What you are asked to do: Provide the count of lines that hold "如图所示" and no other output.

Dataset records:
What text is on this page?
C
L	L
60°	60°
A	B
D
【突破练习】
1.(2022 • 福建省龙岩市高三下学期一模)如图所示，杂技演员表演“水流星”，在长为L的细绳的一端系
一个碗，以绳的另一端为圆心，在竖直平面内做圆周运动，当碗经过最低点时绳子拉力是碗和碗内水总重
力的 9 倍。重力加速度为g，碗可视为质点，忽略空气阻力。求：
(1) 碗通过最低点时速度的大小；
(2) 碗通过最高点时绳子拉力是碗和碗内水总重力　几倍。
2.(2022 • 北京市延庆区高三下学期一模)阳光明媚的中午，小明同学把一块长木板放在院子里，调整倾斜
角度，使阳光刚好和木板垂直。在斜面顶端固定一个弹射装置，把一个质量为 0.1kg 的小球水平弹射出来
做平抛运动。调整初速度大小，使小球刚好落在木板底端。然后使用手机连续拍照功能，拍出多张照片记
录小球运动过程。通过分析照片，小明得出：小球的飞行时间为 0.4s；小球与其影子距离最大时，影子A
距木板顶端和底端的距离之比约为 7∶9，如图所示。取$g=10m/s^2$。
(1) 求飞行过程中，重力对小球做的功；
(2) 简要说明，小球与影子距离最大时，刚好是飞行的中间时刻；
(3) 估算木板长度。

Exercise answer: 2